• _DATA FOR THE TASK_
——
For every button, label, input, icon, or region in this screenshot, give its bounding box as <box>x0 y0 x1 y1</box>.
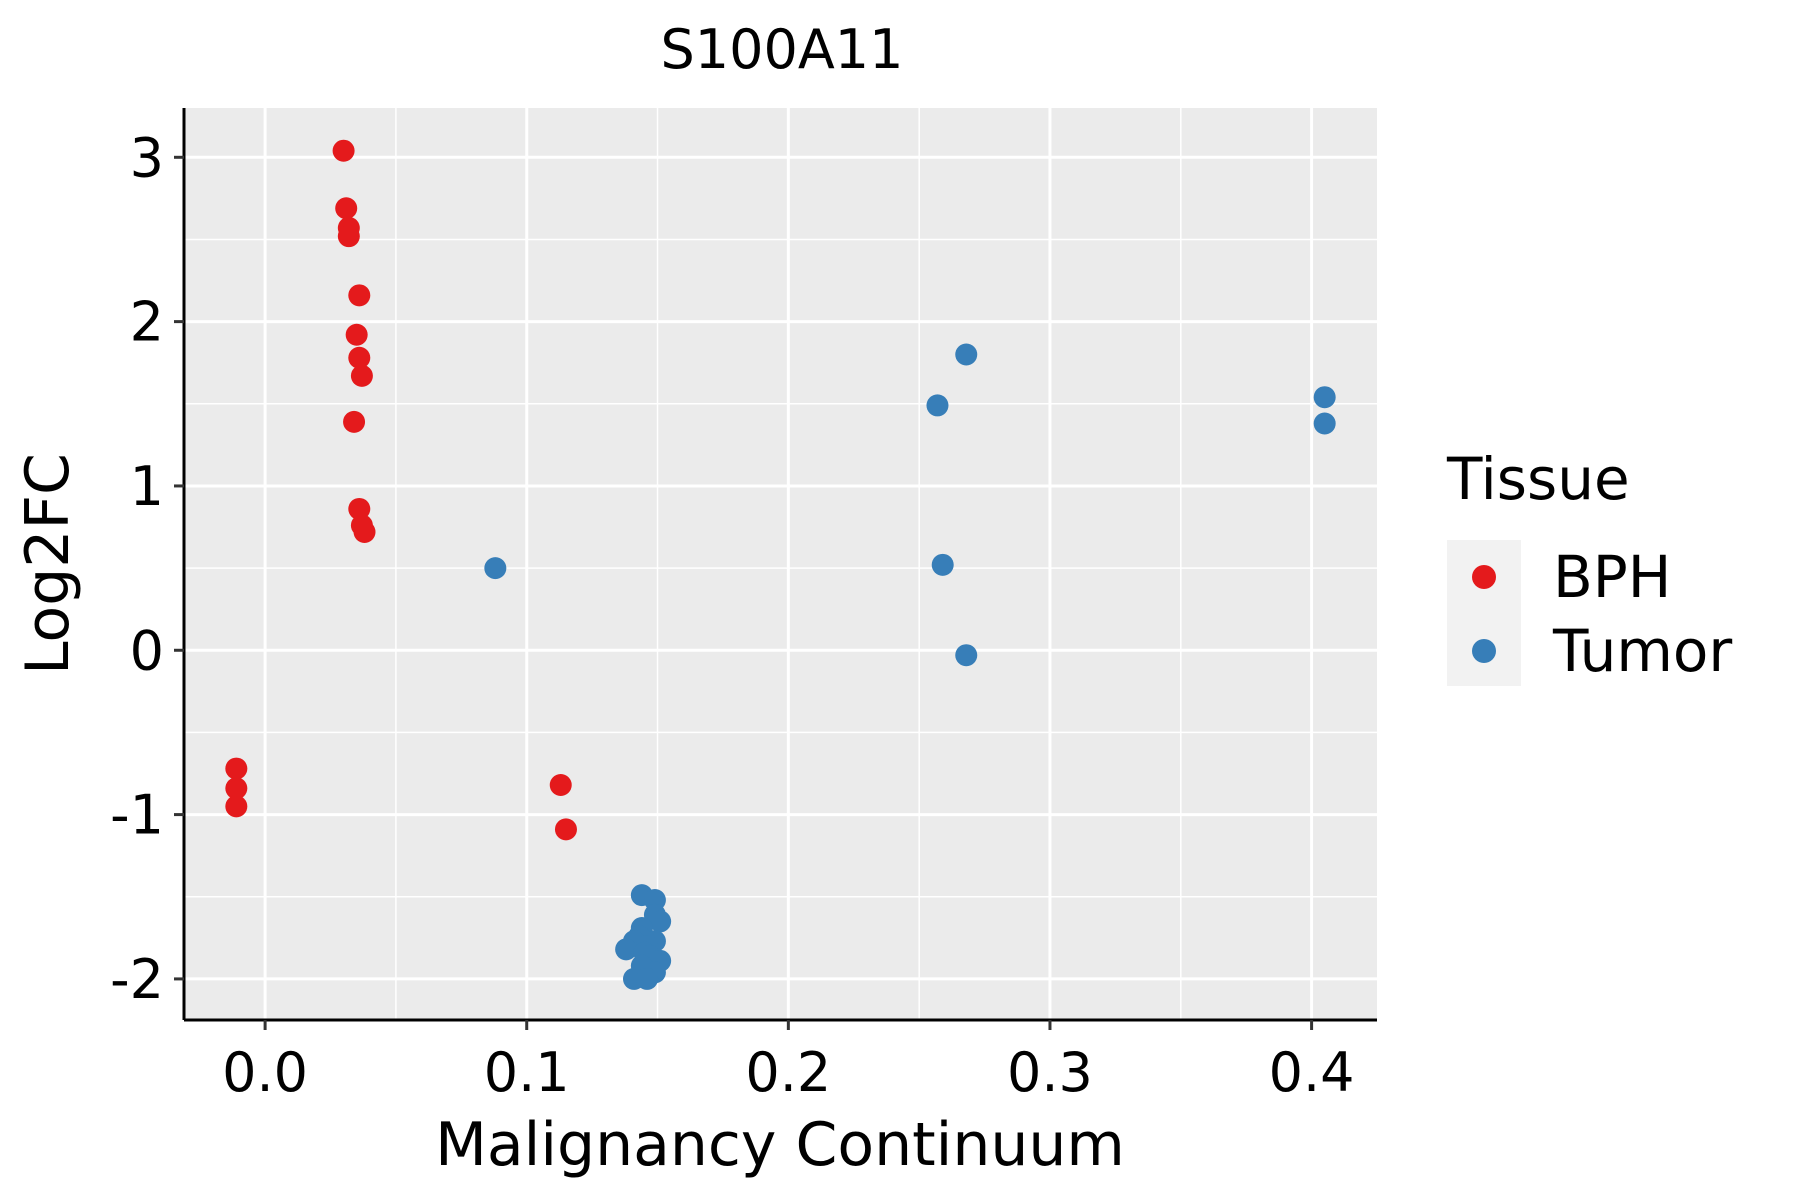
legend-label-tumor: Tumor <box>1552 617 1732 685</box>
y-axis-title: Log2FC <box>13 453 83 675</box>
data-point-tumor <box>926 394 949 417</box>
data-point-tumor <box>1313 386 1336 409</box>
y-tick-label: 2 <box>130 291 164 354</box>
y-axis-ticks: -2 -1 0 1 2 3 <box>110 126 184 1011</box>
x-tick-label: 0.3 <box>1007 1041 1093 1104</box>
data-point-bph <box>345 323 368 346</box>
data-point-bph <box>335 197 358 220</box>
x-axis-ticks: 0.0 0.1 0.2 0.3 0.4 <box>222 1020 1355 1104</box>
data-point-tumor <box>484 557 507 580</box>
legend: Tissue BPH Tumor <box>1446 445 1732 686</box>
data-point-tumor <box>649 910 672 933</box>
x-tick-label: 0.1 <box>484 1041 570 1104</box>
x-tick-label: 0.4 <box>1269 1041 1355 1104</box>
data-point-tumor <box>955 644 978 667</box>
legend-key-tumor <box>1472 639 1496 663</box>
data-point-bph <box>225 757 248 780</box>
data-point-tumor <box>955 343 978 366</box>
grid-minor-lines <box>184 108 1377 1020</box>
data-point-tumor <box>931 553 954 576</box>
x-tick-label: 0.0 <box>222 1041 308 1104</box>
y-tick-label: -1 <box>110 784 164 847</box>
data-point-bph <box>554 818 577 841</box>
data-point-bph <box>350 364 373 387</box>
data-point-tumor <box>615 938 638 961</box>
data-point-bph <box>225 777 248 800</box>
data-point-bph <box>348 284 371 307</box>
legend-label-bph: BPH <box>1553 543 1671 611</box>
data-point-tumor <box>636 967 659 990</box>
legend-title: Tissue <box>1446 445 1630 513</box>
data-point-bph <box>348 346 371 369</box>
y-tick-label: 0 <box>130 619 164 682</box>
data-point-bph <box>225 795 248 818</box>
grid-major-lines <box>184 108 1377 1020</box>
data-point-bph <box>343 410 366 433</box>
chart-title: S100A11 <box>661 18 904 81</box>
legend-key-bph <box>1472 565 1496 589</box>
x-axis-title: Malignancy Continuum <box>435 1110 1125 1180</box>
data-point-bph <box>353 520 376 543</box>
data-points <box>225 139 1336 990</box>
y-tick-label: 3 <box>130 126 164 189</box>
data-point-bph <box>332 139 355 162</box>
plot-panel <box>184 108 1377 1020</box>
data-point-bph <box>337 225 360 248</box>
legend-key-background <box>1447 540 1521 686</box>
data-point-tumor <box>1313 412 1336 435</box>
data-point-bph <box>348 497 371 520</box>
y-tick-label: 1 <box>130 455 164 518</box>
data-point-bph <box>549 774 572 797</box>
x-tick-label: 0.2 <box>745 1041 831 1104</box>
y-tick-label: -2 <box>110 948 164 1011</box>
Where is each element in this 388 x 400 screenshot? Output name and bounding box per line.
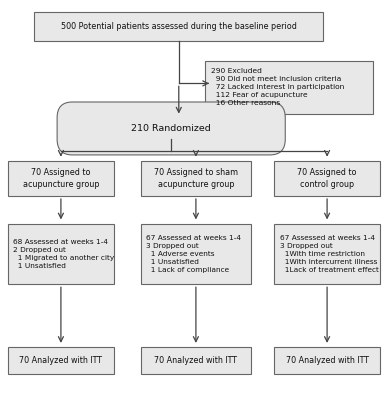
- FancyBboxPatch shape: [8, 347, 114, 374]
- Text: 67 Assessed at weeks 1-4
3 Dropped out
  1 Adverse events
  1 Unsatisfied
  1 La: 67 Assessed at weeks 1-4 3 Dropped out 1…: [147, 235, 241, 273]
- FancyBboxPatch shape: [274, 161, 380, 196]
- Text: 500 Potential patients assessed during the baseline period: 500 Potential patients assessed during t…: [61, 22, 297, 31]
- Text: 67 Assessed at weeks 1-4
3 Dropped out
  1With time restriction
  1With intercur: 67 Assessed at weeks 1-4 3 Dropped out 1…: [279, 235, 378, 273]
- FancyBboxPatch shape: [8, 224, 114, 284]
- Text: 70 Assigned to sham
acupuncture group: 70 Assigned to sham acupuncture group: [154, 168, 238, 189]
- Text: 210 Randomized: 210 Randomized: [131, 124, 211, 133]
- Text: 70 Analyzed with ITT: 70 Analyzed with ITT: [19, 356, 102, 365]
- FancyBboxPatch shape: [8, 161, 114, 196]
- FancyBboxPatch shape: [57, 102, 285, 155]
- FancyBboxPatch shape: [141, 161, 251, 196]
- FancyBboxPatch shape: [34, 12, 323, 41]
- Text: 70 Assigned to
acupuncture group: 70 Assigned to acupuncture group: [23, 168, 99, 189]
- Text: 70 Assigned to
control group: 70 Assigned to control group: [297, 168, 357, 189]
- Text: 290 Excluded
  90 Did not meet inclusion criteria
  72 Lacked interest in partic: 290 Excluded 90 Did not meet inclusion c…: [211, 68, 345, 106]
- Text: 68 Assessed at weeks 1-4
2 Dropped out
  1 Migrated to another city
  1 Unsatisf: 68 Assessed at weeks 1-4 2 Dropped out 1…: [13, 239, 114, 269]
- FancyBboxPatch shape: [141, 224, 251, 284]
- Text: 70 Analyzed with ITT: 70 Analyzed with ITT: [286, 356, 369, 365]
- Text: 70 Analyzed with ITT: 70 Analyzed with ITT: [154, 356, 237, 365]
- FancyBboxPatch shape: [205, 61, 373, 114]
- FancyBboxPatch shape: [141, 347, 251, 374]
- FancyBboxPatch shape: [274, 347, 380, 374]
- FancyBboxPatch shape: [274, 224, 380, 284]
——
If a line in the records above contains the word "ticks", copy it.

y-axis-ticks: -2 -1 0 1 2 3 <box>110 126 184 1011</box>
x-axis-ticks: 0.0 0.1 0.2 0.3 0.4 <box>222 1020 1355 1104</box>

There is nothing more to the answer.